(Rows from a figure dataset)
───
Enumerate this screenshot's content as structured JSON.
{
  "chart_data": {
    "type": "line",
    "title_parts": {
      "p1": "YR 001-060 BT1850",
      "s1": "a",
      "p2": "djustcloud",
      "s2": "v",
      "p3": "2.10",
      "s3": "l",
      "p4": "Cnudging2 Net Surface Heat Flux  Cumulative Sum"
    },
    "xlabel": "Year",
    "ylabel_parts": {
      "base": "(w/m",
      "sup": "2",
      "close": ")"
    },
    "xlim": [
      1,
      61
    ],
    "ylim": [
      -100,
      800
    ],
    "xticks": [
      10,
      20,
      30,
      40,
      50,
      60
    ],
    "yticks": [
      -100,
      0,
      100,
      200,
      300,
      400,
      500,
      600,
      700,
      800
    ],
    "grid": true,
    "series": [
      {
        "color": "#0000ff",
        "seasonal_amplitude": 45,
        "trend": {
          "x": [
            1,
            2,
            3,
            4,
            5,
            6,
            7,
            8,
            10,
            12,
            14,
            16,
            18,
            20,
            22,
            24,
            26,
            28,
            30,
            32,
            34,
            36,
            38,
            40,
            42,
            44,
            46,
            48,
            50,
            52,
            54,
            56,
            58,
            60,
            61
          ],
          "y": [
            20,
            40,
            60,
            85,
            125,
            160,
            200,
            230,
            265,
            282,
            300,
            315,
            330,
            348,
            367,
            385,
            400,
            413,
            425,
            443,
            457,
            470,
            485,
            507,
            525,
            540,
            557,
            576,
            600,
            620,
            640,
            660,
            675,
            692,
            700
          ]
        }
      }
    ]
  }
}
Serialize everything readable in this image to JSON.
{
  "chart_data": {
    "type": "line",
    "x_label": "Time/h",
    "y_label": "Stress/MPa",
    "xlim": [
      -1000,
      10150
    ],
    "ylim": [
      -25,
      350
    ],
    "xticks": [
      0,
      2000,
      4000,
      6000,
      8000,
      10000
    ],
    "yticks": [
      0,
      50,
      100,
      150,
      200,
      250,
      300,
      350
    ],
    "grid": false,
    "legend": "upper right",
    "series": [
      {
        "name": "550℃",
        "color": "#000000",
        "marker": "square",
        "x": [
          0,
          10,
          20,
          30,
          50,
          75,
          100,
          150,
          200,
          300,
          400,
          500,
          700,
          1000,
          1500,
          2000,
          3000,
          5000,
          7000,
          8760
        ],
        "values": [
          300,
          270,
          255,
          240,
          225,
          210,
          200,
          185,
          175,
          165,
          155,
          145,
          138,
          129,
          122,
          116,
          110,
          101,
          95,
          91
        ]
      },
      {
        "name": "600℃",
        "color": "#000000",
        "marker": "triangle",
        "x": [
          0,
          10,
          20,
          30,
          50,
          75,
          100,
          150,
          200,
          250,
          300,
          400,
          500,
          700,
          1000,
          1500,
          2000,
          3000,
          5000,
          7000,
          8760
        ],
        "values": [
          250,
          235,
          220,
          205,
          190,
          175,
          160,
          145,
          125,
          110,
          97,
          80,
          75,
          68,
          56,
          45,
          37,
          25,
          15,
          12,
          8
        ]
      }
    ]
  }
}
───
### WRITTEN EXERCISE
Send back all of the entries exactly, with nothing missing.

### EXERCISE RESULT
Enumerate this screenshot's content as structured JSON.
{
  "chart_data": {
    "type": "line",
    "title_parts": {
      "p1": "YR 001-060 BT1850",
      "s1": "a",
      "p2": "djustcloud",
      "s2": "v",
      "p3": "2.10",
      "s3": "l",
      "p4": "Cnudging2 Net Surface Heat Flux  Cumulative Sum"
    },
    "xlabel": "Year",
    "ylabel_parts": {
      "base": "(w/m",
      "sup": "2",
      "close": ")"
    },
    "xlim": [
      1,
      61
    ],
    "ylim": [
      -100,
      800
    ],
    "xticks": [
      10,
      20,
      30,
      40,
      50,
      60
    ],
    "yticks": [
      -100,
      0,
      100,
      200,
      300,
      400,
      500,
      600,
      700,
      800
    ],
    "grid": true,
    "series": [
      {
        "color": "#0000ff",
        "seasonal_amplitude": 45,
        "trend": {
          "x": [
            1,
            2,
            3,
            4,
            5,
            6,
            7,
            8,
            10,
            12,
            14,
            16,
            18,
            20,
            22,
            24,
            26,
            28,
            30,
            32,
            34,
            36,
            38,
            40,
            42,
            44,
            46,
            48,
            50,
            52,
            54,
            56,
            58,
            60,
            61
          ],
          "y": [
            20,
            40,
            60,
            85,
            125,
            160,
            200,
            230,
            265,
            282,
            300,
            315,
            330,
            348,
            367,
            385,
            400,
            413,
            425,
            443,
            457,
            470,
            485,
            507,
            525,
            540,
            557,
            576,
            600,
            620,
            640,
            660,
            675,
            692,
            700
          ]
        }
      }
    ]
  }
}
Serialize everything readable in this image to JSON.
{
  "chart_data": {
    "type": "line",
    "x_label": "Time/h",
    "y_label": "Stress/MPa",
    "xlim": [
      -1000,
      10150
    ],
    "ylim": [
      -25,
      350
    ],
    "xticks": [
      0,
      2000,
      4000,
      6000,
      8000,
      10000
    ],
    "yticks": [
      0,
      50,
      100,
      150,
      200,
      250,
      300,
      350
    ],
    "grid": false,
    "legend": "upper right",
    "series": [
      {
        "name": "550℃",
        "color": "#000000",
        "marker": "square",
        "x": [
          0,
          10,
          20,
          30,
          50,
          75,
          100,
          150,
          200,
          300,
          400,
          500,
          700,
          1000,
          1500,
          2000,
          3000,
          5000,
          7000,
          8760
        ],
        "values": [
          300,
          270,
          255,
          240,
          225,
          210,
          200,
          185,
          175,
          165,
          155,
          145,
          138,
          129,
          122,
          116,
          110,
          101,
          95,
          91
        ]
      },
      {
        "name": "600℃",
        "color": "#000000",
        "marker": "triangle",
        "x": [
          0,
          10,
          20,
          30,
          50,
          75,
          100,
          150,
          200,
          250,
          300,
          400,
          500,
          700,
          1000,
          1500,
          2000,
          3000,
          5000,
          7000,
          8760
        ],
        "values": [
          250,
          235,
          220,
          205,
          190,
          175,
          160,
          145,
          125,
          110,
          97,
          80,
          75,
          68,
          56,
          45,
          37,
          25,
          15,
          12,
          8
        ]
      }
    ]
  }
}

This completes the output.